* **Requirement**
Output the data word for word, dropping every image.

(Collected data)
....

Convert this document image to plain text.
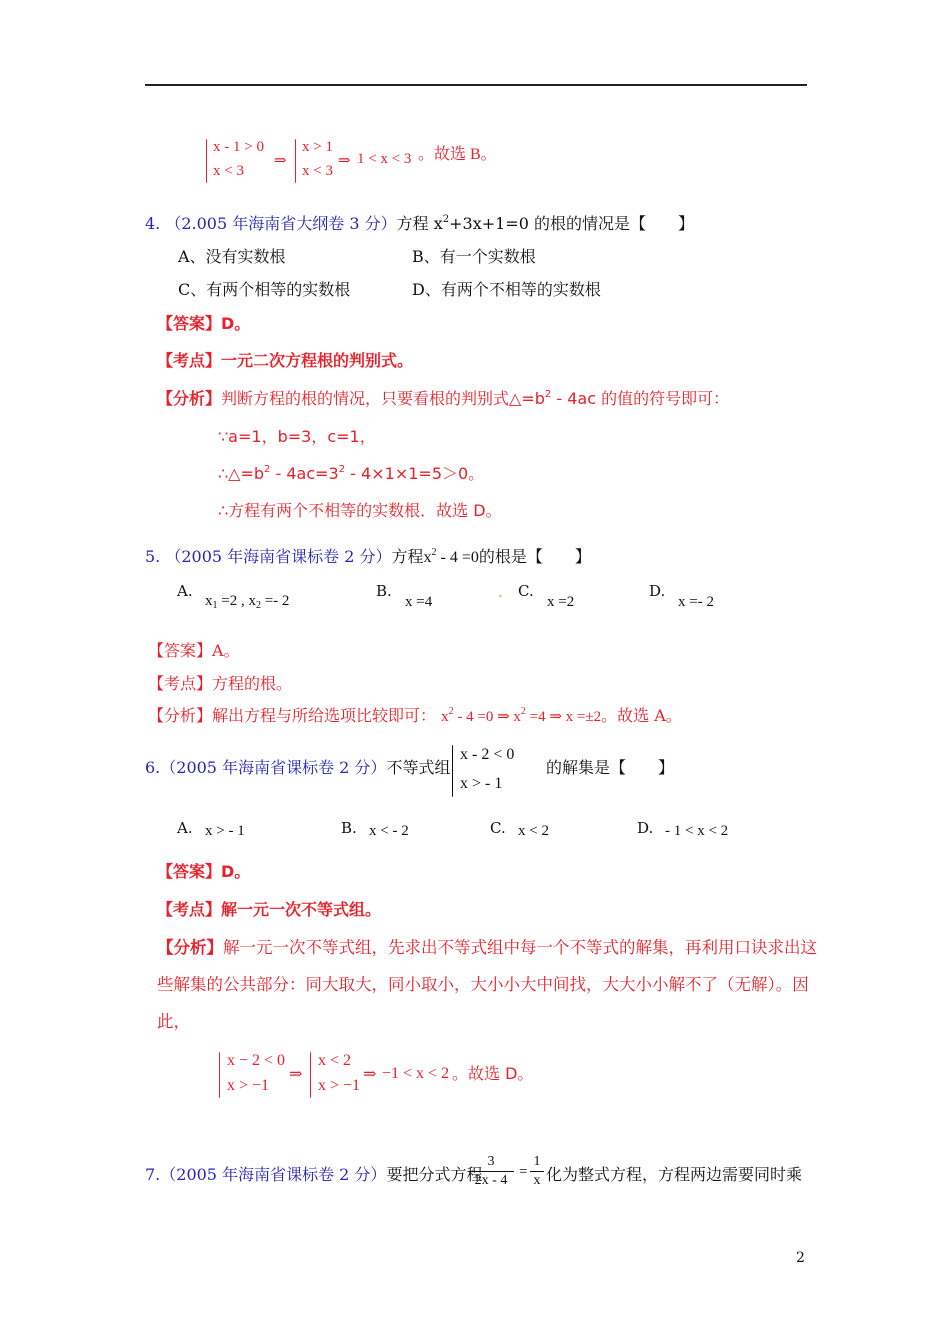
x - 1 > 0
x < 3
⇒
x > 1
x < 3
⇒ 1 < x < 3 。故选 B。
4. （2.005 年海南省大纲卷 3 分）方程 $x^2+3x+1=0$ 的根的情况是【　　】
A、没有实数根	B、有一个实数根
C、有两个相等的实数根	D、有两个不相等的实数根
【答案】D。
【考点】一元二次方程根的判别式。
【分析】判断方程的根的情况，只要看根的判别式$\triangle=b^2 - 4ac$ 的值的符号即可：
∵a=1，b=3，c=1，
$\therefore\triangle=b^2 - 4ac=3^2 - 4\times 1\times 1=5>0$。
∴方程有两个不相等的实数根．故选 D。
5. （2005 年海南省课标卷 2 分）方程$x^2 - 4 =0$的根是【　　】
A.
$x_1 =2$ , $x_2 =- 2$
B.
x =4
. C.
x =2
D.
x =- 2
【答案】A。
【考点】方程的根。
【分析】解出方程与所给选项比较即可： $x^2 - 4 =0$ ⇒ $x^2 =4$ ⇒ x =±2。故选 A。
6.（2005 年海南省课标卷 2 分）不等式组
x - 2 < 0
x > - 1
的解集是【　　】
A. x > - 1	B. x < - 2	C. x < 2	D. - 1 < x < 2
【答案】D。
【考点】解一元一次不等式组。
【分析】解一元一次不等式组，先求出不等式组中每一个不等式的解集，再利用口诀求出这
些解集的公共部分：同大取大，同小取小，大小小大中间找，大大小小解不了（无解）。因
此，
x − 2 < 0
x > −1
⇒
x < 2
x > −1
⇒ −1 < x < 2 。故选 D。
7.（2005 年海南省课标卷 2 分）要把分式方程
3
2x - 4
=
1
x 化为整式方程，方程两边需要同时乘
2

....

* **Answer to this problem**
Convert this document image to plain text.
x - 1 > 0
x < 3
⇒
x > 1
x < 3
⇒ 1 < x < 3 。故选 B。
4. （2.005 年海南省大纲卷 3 分）方程 $x^2+3x+1=0$ 的根的情况是【　　】
A、没有实数根	B、有一个实数根
C、有两个相等的实数根	D、有两个不相等的实数根
【答案】D。
【考点】一元二次方程根的判别式。
【分析】判断方程的根的情况，只要看根的判别式$\triangle=b^2 - 4ac$ 的值的符号即可：
∵a=1，b=3，c=1，
$\therefore\triangle=b^2 - 4ac=3^2 - 4\times 1\times 1=5>0$。
∴方程有两个不相等的实数根．故选 D。
5. （2005 年海南省课标卷 2 分）方程$x^2 - 4 =0$的根是【　　】
A.
$x_1 =2$ , $x_2 =- 2$
B.
x =4
. C.
x =2
D.
x =- 2
【答案】A。
【考点】方程的根。
【分析】解出方程与所给选项比较即可： $x^2 - 4 =0$ ⇒ $x^2 =4$ ⇒ x =±2。故选 A。
6.（2005 年海南省课标卷 2 分）不等式组
x - 2 < 0
x > - 1
的解集是【　　】
A. x > - 1	B. x < - 2	C. x < 2	D. - 1 < x < 2
【答案】D。
【考点】解一元一次不等式组。
【分析】解一元一次不等式组，先求出不等式组中每一个不等式的解集，再利用口诀求出这
些解集的公共部分：同大取大，同小取小，大小小大中间找，大大小小解不了（无解）。因
此，
x − 2 < 0
x > −1
⇒
x < 2
x > −1
⇒ −1 < x < 2 。故选 D。
7.（2005 年海南省课标卷 2 分）要把分式方程
3
2x - 4
=
1
x 化为整式方程，方程两边需要同时乘
2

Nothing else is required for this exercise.